* BEGIN Data to process *
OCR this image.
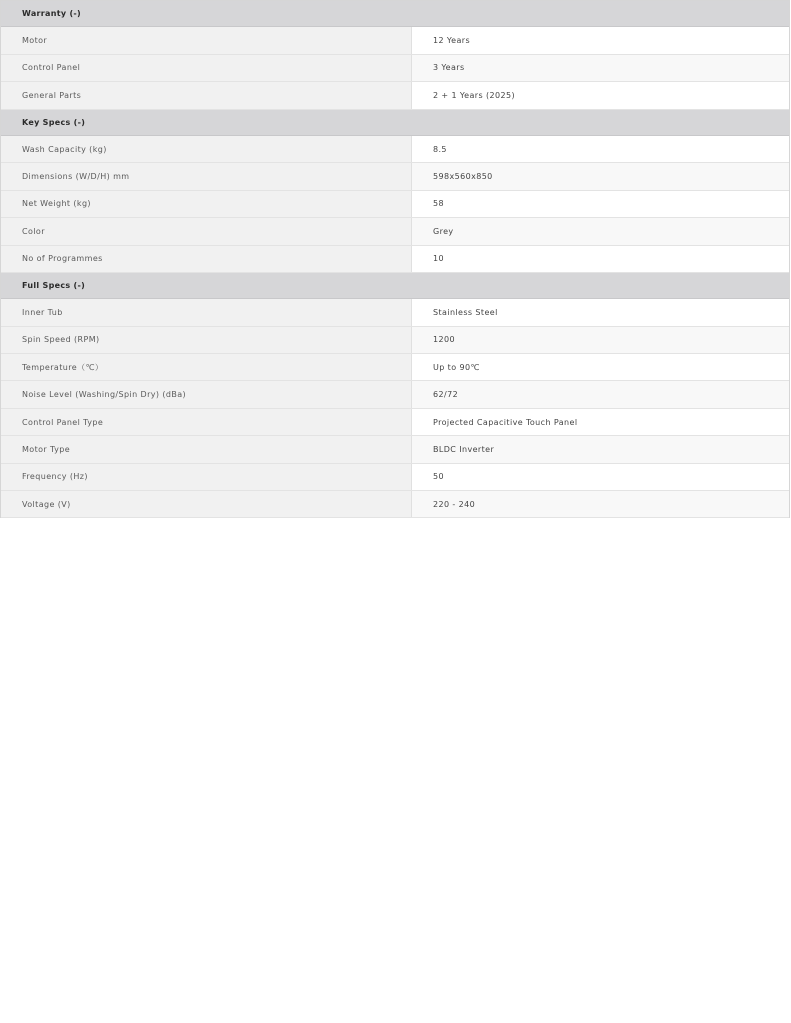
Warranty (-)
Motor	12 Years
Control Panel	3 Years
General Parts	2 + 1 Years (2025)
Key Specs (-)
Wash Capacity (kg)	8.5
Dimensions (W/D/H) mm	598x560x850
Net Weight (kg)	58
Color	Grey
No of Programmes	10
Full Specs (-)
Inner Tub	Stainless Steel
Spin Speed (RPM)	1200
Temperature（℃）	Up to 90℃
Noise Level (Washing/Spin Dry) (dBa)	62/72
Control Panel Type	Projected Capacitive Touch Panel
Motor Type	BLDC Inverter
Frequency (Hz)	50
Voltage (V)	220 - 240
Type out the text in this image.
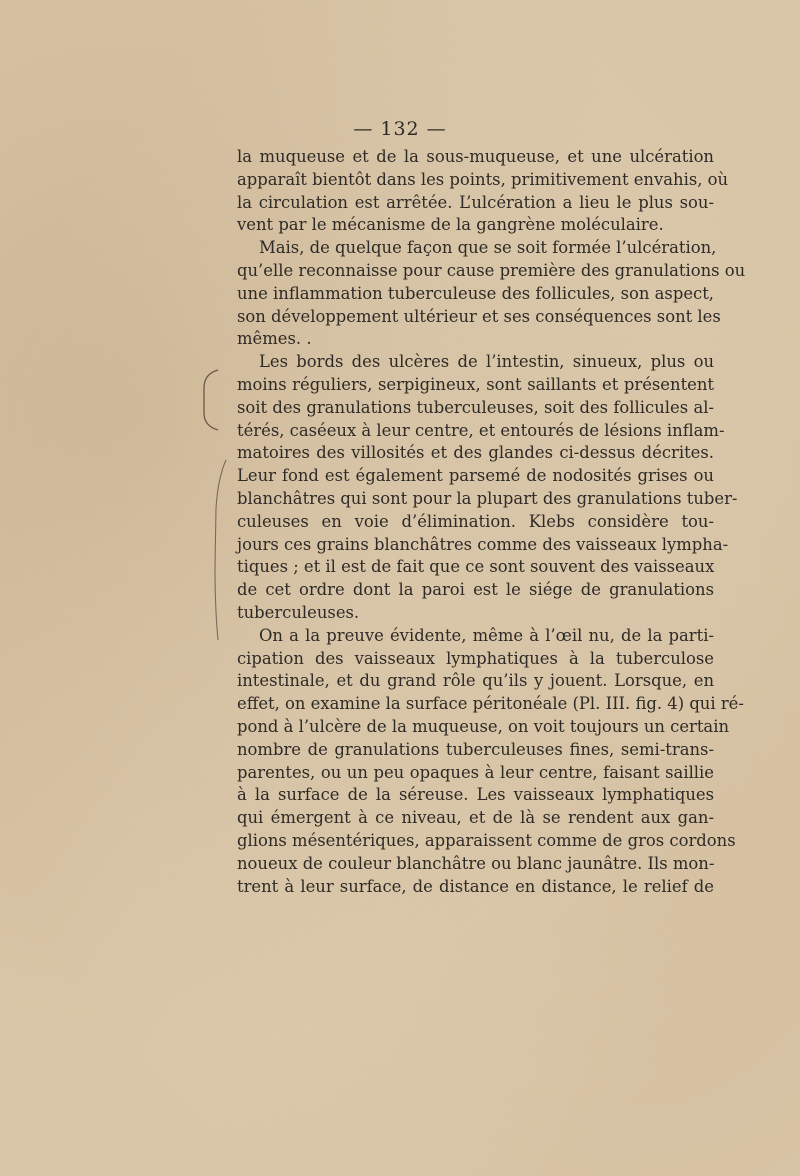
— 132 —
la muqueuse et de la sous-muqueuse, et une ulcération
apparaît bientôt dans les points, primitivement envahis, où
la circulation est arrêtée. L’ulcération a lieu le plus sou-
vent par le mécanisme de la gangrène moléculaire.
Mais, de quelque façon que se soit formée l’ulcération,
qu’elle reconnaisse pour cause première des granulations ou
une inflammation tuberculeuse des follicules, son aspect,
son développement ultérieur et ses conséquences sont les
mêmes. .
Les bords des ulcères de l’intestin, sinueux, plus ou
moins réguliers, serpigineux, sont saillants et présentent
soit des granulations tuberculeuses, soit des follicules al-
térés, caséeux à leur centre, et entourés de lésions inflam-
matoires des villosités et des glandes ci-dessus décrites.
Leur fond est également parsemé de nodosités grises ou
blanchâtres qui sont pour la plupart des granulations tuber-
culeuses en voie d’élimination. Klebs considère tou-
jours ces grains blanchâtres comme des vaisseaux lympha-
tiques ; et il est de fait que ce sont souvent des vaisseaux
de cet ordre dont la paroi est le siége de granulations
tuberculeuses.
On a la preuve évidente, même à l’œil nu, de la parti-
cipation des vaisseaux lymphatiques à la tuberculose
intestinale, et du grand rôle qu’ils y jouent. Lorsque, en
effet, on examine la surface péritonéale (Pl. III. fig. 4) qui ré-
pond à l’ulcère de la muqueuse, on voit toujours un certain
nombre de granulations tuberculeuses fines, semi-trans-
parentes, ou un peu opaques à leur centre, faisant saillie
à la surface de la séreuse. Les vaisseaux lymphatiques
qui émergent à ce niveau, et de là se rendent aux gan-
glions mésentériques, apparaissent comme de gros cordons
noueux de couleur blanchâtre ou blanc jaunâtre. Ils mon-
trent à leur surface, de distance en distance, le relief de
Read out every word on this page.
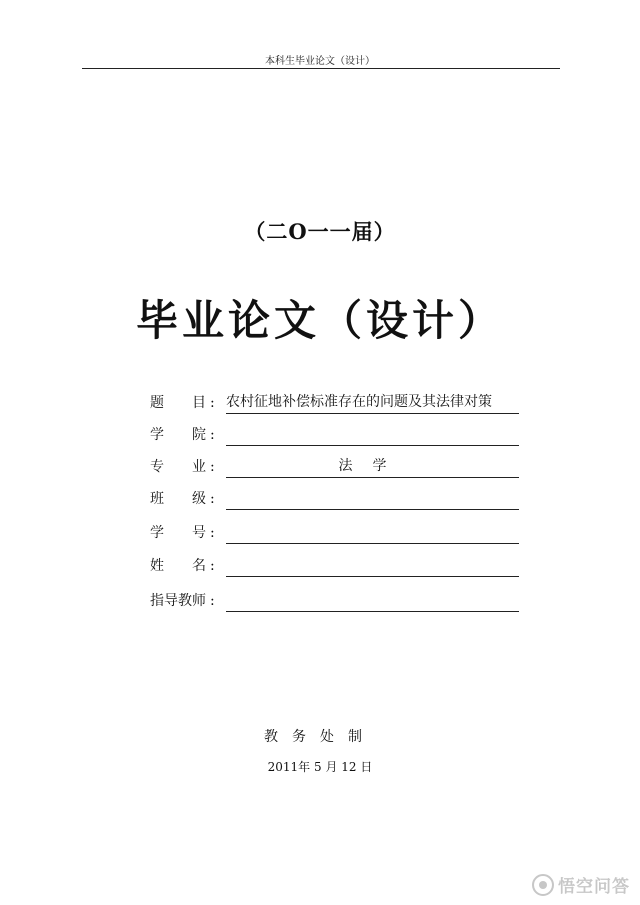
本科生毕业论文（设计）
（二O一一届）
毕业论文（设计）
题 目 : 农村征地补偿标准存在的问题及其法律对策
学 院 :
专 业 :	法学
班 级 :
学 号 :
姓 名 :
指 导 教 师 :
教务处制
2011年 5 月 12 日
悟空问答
* END Data to process *
__Required work__
Write out every entry again word for word, without any of the pictures.

__Solution below__
OCR this image.
Warranty (-)
Motor	12 Years
Control Panel	3 Years
General Parts	2 + 1 Years (2025)
Key Specs (-)
Wash Capacity (kg)	8.5
Dimensions (W/D/H) mm	598x560x850
Net Weight (kg)	58
Color	Grey
No of Programmes	10
Full Specs (-)
Inner Tub	Stainless Steel
Spin Speed (RPM)	1200
Temperature（℃）	Up to 90℃
Noise Level (Washing/Spin Dry) (dBa)	62/72
Control Panel Type	Projected Capacitive Touch Panel
Motor Type	BLDC Inverter
Frequency (Hz)	50
Voltage (V)	220 - 240
Type out the text in this image.
— 132 —
la muqueuse et de la sous-muqueuse, et une ulcération
apparaît bientôt dans les points, primitivement envahis, où
la circulation est arrêtée. L’ulcération a lieu le plus sou-
vent par le mécanisme de la gangrène moléculaire.
Mais, de quelque façon que se soit formée l’ulcération,
qu’elle reconnaisse pour cause première des granulations ou
une inflammation tuberculeuse des follicules, son aspect,
son développement ultérieur et ses conséquences sont les
mêmes. .
Les bords des ulcères de l’intestin, sinueux, plus ou
moins réguliers, serpigineux, sont saillants et présentent
soit des granulations tuberculeuses, soit des follicules al-
térés, caséeux à leur centre, et entourés de lésions inflam-
matoires des villosités et des glandes ci-dessus décrites.
Leur fond est également parsemé de nodosités grises ou
blanchâtres qui sont pour la plupart des granulations tuber-
culeuses en voie d’élimination. Klebs considère tou-
jours ces grains blanchâtres comme des vaisseaux lympha-
tiques ; et il est de fait que ce sont souvent des vaisseaux
de cet ordre dont la paroi est le siége de granulations
tuberculeuses.
On a la preuve évidente, même à l’œil nu, de la parti-
cipation des vaisseaux lymphatiques à la tuberculose
intestinale, et du grand rôle qu’ils y jouent. Lorsque, en
effet, on examine la surface péritonéale (Pl. III. fig. 4) qui ré-
pond à l’ulcère de la muqueuse, on voit toujours un certain
nombre de granulations tuberculeuses fines, semi-trans-
parentes, ou un peu opaques à leur centre, faisant saillie
à la surface de la séreuse. Les vaisseaux lymphatiques
qui émergent à ce niveau, et de là se rendent aux gan-
glions mésentériques, apparaissent comme de gros cordons
noueux de couleur blanchâtre ou blanc jaunâtre. Ils mon-
trent à leur surface, de distance en distance, le relief de
Read out every word on this page.
本科生毕业论文（设计）
（二O一一届）
毕业论文（设计）
题 目 : 农村征地补偿标准存在的问题及其法律对策
学 院 :
专 业 :	法学
班 级 :
学 号 :
姓 名 :
指 导 教 师 :
教务处制
2011年 5 月 12 日
悟空问答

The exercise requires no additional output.